GIVEN RECORDS:
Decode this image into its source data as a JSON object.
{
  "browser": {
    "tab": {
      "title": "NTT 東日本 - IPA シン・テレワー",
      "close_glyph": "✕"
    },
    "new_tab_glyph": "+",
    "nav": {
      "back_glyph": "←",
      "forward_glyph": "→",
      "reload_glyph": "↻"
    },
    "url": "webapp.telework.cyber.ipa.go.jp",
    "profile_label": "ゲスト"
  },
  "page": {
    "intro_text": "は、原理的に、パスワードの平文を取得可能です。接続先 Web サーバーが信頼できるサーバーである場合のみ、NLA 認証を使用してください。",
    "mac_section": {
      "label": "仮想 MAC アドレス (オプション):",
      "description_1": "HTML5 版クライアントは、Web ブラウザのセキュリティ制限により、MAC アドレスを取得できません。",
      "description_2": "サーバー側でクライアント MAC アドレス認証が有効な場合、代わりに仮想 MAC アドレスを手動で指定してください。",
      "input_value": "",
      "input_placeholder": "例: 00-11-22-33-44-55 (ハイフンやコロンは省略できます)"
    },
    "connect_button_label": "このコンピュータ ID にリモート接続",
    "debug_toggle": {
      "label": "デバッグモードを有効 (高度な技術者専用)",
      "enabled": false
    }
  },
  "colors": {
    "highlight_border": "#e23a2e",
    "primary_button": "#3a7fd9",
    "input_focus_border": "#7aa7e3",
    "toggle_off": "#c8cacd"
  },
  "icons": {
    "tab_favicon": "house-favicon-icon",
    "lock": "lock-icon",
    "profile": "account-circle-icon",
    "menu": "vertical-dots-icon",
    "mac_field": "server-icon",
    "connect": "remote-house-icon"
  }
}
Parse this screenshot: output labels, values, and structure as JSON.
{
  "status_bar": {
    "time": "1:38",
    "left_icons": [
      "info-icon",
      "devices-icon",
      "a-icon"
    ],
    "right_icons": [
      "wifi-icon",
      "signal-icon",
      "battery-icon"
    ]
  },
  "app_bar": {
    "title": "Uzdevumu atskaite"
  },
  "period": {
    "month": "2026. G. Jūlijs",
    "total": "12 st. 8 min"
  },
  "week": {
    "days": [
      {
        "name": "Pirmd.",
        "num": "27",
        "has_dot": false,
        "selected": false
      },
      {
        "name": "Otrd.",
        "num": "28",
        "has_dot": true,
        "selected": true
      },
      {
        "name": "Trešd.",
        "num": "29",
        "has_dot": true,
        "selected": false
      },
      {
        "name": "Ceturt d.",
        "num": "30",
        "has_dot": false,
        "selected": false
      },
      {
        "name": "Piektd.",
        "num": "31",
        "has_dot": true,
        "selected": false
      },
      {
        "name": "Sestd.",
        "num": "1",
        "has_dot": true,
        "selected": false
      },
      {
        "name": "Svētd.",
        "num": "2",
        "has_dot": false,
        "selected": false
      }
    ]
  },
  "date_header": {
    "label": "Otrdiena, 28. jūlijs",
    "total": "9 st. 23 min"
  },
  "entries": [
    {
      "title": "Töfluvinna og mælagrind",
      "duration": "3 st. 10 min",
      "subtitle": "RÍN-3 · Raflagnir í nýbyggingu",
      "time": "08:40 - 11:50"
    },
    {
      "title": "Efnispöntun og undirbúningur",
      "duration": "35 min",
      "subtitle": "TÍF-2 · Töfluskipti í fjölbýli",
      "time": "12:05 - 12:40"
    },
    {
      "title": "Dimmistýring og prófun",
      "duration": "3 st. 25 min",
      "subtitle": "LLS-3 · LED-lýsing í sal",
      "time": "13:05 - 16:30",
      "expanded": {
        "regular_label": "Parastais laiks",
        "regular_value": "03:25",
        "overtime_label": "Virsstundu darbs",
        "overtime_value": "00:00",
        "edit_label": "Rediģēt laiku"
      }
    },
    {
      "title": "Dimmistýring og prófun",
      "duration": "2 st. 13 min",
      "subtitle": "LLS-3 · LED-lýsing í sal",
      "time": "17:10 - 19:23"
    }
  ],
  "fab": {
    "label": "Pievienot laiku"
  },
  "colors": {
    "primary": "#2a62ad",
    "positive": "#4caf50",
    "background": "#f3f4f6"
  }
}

GIVEN REQUEST: Search the records above for "name". Copy each line where it is found.

EXERCISE OUTPUT:
        "name": "Pirmd.",
        "name": "Otrd.",
        "name": "Trešd.",
        "name": "Ceturt d.",
        "name": "Piektd.",
        "name": "Sestd.",
        "name": "Svētd.",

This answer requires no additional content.